'''

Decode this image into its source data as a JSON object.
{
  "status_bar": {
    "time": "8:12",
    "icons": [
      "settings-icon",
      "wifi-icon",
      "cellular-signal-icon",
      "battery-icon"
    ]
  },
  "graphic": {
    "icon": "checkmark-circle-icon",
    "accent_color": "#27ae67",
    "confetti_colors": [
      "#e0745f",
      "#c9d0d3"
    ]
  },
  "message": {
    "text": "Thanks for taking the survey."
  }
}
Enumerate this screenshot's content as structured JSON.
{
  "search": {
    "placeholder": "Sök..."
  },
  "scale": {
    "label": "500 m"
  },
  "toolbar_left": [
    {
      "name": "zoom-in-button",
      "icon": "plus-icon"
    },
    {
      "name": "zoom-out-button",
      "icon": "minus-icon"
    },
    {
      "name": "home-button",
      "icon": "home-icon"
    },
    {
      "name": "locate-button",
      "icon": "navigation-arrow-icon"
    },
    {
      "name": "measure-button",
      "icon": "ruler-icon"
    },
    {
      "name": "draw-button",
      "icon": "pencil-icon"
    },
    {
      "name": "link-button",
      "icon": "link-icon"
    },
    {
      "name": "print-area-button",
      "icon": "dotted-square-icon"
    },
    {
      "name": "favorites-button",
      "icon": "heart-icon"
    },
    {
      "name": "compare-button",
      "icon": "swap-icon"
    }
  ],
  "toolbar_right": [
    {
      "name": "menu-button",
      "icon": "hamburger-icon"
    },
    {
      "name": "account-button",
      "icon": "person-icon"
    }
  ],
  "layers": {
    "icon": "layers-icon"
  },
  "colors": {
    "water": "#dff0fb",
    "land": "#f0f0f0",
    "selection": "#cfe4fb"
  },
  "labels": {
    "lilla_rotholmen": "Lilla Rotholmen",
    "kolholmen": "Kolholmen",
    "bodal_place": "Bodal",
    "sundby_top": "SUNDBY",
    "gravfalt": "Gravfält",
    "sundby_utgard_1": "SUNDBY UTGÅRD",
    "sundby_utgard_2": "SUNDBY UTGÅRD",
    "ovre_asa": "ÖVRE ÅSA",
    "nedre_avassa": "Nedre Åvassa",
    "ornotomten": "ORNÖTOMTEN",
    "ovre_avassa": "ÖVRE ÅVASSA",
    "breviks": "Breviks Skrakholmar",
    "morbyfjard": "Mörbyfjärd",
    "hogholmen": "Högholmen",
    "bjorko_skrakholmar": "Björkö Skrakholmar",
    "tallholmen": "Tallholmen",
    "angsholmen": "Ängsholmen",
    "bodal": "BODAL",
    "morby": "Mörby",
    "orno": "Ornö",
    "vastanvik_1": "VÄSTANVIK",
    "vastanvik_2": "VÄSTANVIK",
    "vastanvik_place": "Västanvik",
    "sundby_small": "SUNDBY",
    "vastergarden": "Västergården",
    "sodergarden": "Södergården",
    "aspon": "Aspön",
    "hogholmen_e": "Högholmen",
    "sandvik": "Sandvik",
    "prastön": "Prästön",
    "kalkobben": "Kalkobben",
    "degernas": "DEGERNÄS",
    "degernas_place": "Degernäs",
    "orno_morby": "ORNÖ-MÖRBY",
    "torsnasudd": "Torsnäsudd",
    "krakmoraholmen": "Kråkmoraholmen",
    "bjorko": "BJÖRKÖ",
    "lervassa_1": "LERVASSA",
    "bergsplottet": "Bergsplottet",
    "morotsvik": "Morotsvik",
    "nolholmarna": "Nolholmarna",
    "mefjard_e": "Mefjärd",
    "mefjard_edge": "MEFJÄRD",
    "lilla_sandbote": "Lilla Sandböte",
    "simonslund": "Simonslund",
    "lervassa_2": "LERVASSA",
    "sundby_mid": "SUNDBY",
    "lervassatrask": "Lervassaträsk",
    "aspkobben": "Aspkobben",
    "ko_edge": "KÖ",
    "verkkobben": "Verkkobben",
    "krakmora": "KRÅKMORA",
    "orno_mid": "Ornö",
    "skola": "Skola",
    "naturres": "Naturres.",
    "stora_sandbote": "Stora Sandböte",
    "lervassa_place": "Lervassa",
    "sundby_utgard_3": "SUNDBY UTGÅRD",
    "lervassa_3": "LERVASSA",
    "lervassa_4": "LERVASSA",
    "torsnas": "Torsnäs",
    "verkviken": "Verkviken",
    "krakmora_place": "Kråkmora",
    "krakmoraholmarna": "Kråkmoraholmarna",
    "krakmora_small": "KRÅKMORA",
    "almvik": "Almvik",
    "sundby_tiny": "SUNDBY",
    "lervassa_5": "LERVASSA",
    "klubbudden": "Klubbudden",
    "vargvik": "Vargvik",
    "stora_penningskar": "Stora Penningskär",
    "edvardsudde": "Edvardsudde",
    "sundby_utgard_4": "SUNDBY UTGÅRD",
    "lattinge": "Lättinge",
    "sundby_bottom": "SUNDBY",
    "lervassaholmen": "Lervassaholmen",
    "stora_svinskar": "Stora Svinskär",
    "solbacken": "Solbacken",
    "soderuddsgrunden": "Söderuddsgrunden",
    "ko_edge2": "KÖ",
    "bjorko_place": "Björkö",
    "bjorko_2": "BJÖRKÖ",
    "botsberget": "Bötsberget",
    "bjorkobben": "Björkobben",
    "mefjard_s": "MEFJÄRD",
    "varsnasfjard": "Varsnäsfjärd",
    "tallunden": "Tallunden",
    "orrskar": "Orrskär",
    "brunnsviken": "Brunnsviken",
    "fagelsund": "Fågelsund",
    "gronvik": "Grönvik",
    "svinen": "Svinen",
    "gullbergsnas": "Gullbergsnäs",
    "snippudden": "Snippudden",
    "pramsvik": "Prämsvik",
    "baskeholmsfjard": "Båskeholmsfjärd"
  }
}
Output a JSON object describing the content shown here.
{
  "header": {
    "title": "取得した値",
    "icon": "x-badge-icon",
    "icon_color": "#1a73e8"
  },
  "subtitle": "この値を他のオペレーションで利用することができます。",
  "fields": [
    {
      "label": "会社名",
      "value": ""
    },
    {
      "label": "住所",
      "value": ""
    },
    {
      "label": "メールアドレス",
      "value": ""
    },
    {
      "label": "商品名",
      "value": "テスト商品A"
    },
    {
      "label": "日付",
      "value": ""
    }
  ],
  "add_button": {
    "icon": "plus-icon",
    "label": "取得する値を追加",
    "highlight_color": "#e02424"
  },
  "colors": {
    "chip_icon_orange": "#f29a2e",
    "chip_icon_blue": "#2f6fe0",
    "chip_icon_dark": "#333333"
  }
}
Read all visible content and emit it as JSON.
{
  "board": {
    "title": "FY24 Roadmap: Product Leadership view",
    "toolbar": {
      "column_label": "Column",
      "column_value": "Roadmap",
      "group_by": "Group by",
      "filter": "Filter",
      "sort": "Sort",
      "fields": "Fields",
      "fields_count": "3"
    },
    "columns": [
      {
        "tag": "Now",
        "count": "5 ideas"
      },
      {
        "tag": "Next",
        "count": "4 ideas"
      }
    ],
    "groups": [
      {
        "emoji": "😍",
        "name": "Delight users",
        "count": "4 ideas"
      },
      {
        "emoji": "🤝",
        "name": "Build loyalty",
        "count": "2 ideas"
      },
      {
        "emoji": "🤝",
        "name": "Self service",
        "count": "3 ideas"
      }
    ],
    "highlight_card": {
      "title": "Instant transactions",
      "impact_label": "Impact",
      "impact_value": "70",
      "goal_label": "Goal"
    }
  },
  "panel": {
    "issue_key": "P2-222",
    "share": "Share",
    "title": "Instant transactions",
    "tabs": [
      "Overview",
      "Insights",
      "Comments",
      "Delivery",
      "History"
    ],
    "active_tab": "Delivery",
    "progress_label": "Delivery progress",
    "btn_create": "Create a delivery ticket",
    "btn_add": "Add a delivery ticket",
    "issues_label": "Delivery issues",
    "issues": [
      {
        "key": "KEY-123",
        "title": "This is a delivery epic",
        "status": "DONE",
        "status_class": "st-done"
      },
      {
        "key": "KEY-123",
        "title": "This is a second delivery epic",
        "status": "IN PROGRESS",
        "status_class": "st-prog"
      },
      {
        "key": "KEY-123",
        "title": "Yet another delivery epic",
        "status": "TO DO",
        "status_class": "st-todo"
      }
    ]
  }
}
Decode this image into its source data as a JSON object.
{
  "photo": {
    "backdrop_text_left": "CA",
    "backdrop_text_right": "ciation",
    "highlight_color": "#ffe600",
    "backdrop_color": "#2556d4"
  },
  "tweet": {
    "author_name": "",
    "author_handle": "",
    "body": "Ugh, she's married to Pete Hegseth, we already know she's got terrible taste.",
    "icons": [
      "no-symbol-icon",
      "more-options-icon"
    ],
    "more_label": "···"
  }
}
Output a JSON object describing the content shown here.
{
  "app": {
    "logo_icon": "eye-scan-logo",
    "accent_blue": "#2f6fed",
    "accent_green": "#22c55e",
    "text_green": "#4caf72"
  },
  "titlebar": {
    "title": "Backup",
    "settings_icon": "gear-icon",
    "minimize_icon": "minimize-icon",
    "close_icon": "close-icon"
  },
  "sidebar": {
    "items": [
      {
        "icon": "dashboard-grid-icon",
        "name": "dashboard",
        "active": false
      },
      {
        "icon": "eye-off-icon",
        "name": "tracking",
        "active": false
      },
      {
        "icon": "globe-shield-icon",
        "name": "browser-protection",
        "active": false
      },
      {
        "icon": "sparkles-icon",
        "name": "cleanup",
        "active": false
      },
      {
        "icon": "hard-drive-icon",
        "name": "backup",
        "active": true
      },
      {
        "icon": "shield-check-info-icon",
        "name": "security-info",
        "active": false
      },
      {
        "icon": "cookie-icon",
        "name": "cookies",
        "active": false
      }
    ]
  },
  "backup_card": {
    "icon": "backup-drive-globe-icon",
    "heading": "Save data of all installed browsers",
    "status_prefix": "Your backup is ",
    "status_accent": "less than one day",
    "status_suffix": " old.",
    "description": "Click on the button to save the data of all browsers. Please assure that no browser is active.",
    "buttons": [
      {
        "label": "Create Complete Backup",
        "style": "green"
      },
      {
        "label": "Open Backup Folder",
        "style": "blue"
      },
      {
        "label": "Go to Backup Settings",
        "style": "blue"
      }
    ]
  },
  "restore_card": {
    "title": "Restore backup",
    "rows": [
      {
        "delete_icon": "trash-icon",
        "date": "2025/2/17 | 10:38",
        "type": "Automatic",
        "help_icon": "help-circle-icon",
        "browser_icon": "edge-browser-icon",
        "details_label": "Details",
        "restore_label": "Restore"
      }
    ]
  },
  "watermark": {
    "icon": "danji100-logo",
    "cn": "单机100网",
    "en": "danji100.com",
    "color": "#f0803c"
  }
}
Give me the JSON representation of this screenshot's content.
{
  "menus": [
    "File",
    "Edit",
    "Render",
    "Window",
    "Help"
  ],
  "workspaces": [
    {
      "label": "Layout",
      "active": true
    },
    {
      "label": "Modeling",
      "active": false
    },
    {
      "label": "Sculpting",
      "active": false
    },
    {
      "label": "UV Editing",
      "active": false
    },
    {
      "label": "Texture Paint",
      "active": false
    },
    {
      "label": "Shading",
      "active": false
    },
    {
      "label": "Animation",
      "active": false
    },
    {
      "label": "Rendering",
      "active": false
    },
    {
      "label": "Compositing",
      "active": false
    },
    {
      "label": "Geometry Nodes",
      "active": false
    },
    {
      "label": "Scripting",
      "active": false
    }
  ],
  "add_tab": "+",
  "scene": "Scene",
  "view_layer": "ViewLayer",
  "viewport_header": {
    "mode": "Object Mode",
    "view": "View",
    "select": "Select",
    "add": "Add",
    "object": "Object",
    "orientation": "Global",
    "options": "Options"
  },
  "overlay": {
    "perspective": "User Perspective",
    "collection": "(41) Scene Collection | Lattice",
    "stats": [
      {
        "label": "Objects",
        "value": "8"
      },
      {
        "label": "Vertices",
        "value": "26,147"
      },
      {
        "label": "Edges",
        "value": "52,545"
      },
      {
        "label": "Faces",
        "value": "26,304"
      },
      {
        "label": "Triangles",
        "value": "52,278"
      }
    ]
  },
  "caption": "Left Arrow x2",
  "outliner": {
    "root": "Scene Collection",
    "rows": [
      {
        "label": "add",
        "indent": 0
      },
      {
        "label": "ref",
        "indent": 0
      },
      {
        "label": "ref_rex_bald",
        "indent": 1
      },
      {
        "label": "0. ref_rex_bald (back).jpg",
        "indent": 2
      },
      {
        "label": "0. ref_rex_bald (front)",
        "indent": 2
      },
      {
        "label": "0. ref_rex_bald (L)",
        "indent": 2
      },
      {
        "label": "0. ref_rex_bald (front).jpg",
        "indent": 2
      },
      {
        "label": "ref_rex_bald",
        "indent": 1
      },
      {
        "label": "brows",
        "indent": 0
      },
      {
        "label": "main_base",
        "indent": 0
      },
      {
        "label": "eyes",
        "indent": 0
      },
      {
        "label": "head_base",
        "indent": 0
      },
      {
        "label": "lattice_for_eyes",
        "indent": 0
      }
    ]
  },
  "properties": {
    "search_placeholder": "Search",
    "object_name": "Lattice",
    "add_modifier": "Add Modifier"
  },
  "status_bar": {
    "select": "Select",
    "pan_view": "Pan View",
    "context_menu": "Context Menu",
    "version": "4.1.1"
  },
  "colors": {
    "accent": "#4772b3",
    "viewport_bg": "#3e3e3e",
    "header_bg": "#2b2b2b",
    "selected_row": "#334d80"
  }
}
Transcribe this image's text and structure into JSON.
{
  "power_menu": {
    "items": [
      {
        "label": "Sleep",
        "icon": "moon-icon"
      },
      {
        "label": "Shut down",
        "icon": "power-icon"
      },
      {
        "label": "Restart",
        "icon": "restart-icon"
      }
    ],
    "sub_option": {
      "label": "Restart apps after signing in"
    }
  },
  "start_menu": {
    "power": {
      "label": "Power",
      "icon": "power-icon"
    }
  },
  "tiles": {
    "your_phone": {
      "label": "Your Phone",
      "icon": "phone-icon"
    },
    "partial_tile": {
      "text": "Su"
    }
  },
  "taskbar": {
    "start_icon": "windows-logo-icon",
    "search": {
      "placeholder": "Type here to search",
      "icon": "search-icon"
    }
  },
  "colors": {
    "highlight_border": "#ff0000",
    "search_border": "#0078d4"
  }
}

'''

Wherever a line in the data above holds "Roadmap", copy that line.

Response to this exercise.
    "title": "FY24 Roadmap: Product Leadership view",
      "column_value": "Roadmap",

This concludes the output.